→ DIRECTIONS FOR THIS TASK: Each entry must be reproduced precisely as it stands.

→ DATA EXCERPTS:
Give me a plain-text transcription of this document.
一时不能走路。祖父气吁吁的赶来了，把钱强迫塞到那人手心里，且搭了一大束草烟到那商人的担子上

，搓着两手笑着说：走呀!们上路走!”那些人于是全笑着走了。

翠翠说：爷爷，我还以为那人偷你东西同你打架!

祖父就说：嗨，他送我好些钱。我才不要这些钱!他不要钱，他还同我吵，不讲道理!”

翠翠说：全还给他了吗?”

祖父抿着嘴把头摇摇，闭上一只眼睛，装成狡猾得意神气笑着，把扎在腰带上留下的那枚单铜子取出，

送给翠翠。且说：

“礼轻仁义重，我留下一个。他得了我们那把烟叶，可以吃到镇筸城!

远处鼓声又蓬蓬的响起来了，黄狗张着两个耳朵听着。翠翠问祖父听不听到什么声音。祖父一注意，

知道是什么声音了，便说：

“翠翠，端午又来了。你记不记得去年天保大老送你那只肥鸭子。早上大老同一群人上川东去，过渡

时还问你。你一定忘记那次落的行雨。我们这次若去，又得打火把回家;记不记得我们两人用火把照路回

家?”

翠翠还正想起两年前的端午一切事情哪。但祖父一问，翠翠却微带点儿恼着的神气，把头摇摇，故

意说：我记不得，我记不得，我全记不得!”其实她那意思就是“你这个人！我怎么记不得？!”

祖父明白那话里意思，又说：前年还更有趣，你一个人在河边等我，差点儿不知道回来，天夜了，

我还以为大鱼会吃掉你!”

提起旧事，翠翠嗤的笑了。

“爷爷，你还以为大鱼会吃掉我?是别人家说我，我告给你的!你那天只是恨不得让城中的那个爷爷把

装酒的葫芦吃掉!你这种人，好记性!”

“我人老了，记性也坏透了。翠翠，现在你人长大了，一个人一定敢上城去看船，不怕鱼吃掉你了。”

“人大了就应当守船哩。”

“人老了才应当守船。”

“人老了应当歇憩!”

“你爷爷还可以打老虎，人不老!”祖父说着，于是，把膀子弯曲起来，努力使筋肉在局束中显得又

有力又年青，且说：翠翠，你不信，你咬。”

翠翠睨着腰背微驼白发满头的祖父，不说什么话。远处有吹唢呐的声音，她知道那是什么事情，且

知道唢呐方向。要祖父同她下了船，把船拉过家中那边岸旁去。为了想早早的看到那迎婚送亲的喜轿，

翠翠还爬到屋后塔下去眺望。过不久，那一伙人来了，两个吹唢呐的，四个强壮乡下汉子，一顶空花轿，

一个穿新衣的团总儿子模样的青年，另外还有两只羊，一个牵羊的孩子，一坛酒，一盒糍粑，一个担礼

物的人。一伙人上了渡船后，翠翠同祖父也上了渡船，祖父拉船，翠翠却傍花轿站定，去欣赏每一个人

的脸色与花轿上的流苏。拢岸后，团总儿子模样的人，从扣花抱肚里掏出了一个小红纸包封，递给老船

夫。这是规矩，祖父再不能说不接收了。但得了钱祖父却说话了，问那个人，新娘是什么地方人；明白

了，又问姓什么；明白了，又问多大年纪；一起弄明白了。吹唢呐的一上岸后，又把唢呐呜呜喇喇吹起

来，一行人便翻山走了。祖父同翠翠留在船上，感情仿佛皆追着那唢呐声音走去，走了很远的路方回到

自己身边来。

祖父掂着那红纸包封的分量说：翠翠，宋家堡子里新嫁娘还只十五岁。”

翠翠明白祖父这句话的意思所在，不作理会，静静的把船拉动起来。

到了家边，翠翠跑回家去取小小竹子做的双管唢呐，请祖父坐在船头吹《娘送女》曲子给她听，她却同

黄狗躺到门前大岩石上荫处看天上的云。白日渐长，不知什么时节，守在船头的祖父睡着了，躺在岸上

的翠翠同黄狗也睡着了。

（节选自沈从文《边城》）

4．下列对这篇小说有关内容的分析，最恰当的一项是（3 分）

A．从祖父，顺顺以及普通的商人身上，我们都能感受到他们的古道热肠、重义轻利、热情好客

→ THE OUTPUT:
Give me a plain-text transcription of this document.
一时不能走路。祖父气吁吁的赶来了，把钱强迫塞到那人手心里，且搭了一大束草烟到那商人的担子上

，搓着两手笑着说：走呀!们上路走!”那些人于是全笑着走了。

翠翠说：爷爷，我还以为那人偷你东西同你打架!

祖父就说：嗨，他送我好些钱。我才不要这些钱!他不要钱，他还同我吵，不讲道理!”

翠翠说：全还给他了吗?”

祖父抿着嘴把头摇摇，闭上一只眼睛，装成狡猾得意神气笑着，把扎在腰带上留下的那枚单铜子取出，

送给翠翠。且说：

“礼轻仁义重，我留下一个。他得了我们那把烟叶，可以吃到镇筸城!

远处鼓声又蓬蓬的响起来了，黄狗张着两个耳朵听着。翠翠问祖父听不听到什么声音。祖父一注意，

知道是什么声音了，便说：

“翠翠，端午又来了。你记不记得去年天保大老送你那只肥鸭子。早上大老同一群人上川东去，过渡

时还问你。你一定忘记那次落的行雨。我们这次若去，又得打火把回家;记不记得我们两人用火把照路回

家?”

翠翠还正想起两年前的端午一切事情哪。但祖父一问，翠翠却微带点儿恼着的神气，把头摇摇，故

意说：我记不得，我记不得，我全记不得!”其实她那意思就是“你这个人！我怎么记不得？!”

祖父明白那话里意思，又说：前年还更有趣，你一个人在河边等我，差点儿不知道回来，天夜了，

我还以为大鱼会吃掉你!”

提起旧事，翠翠嗤的笑了。

“爷爷，你还以为大鱼会吃掉我?是别人家说我，我告给你的!你那天只是恨不得让城中的那个爷爷把

装酒的葫芦吃掉!你这种人，好记性!”

“我人老了，记性也坏透了。翠翠，现在你人长大了，一个人一定敢上城去看船，不怕鱼吃掉你了。”

“人大了就应当守船哩。”

“人老了才应当守船。”

“人老了应当歇憩!”

“你爷爷还可以打老虎，人不老!”祖父说着，于是，把膀子弯曲起来，努力使筋肉在局束中显得又

有力又年青，且说：翠翠，你不信，你咬。”

翠翠睨着腰背微驼白发满头的祖父，不说什么话。远处有吹唢呐的声音，她知道那是什么事情，且

知道唢呐方向。要祖父同她下了船，把船拉过家中那边岸旁去。为了想早早的看到那迎婚送亲的喜轿，

翠翠还爬到屋后塔下去眺望。过不久，那一伙人来了，两个吹唢呐的，四个强壮乡下汉子，一顶空花轿，

一个穿新衣的团总儿子模样的青年，另外还有两只羊，一个牵羊的孩子，一坛酒，一盒糍粑，一个担礼

物的人。一伙人上了渡船后，翠翠同祖父也上了渡船，祖父拉船，翠翠却傍花轿站定，去欣赏每一个人

的脸色与花轿上的流苏。拢岸后，团总儿子模样的人，从扣花抱肚里掏出了一个小红纸包封，递给老船

夫。这是规矩，祖父再不能说不接收了。但得了钱祖父却说话了，问那个人，新娘是什么地方人；明白

了，又问姓什么；明白了，又问多大年纪；一起弄明白了。吹唢呐的一上岸后，又把唢呐呜呜喇喇吹起

来，一行人便翻山走了。祖父同翠翠留在船上，感情仿佛皆追着那唢呐声音走去，走了很远的路方回到

自己身边来。

祖父掂着那红纸包封的分量说：翠翠，宋家堡子里新嫁娘还只十五岁。”

翠翠明白祖父这句话的意思所在，不作理会，静静的把船拉动起来。

到了家边，翠翠跑回家去取小小竹子做的双管唢呐，请祖父坐在船头吹《娘送女》曲子给她听，她却同

黄狗躺到门前大岩石上荫处看天上的云。白日渐长，不知什么时节，守在船头的祖父睡着了，躺在岸上

的翠翠同黄狗也睡着了。

（节选自沈从文《边城》）

4．下列对这篇小说有关内容的分析，最恰当的一项是（3 分）

A．从祖父，顺顺以及普通的商人身上，我们都能感受到他们的古道热肠、重义轻利、热情好客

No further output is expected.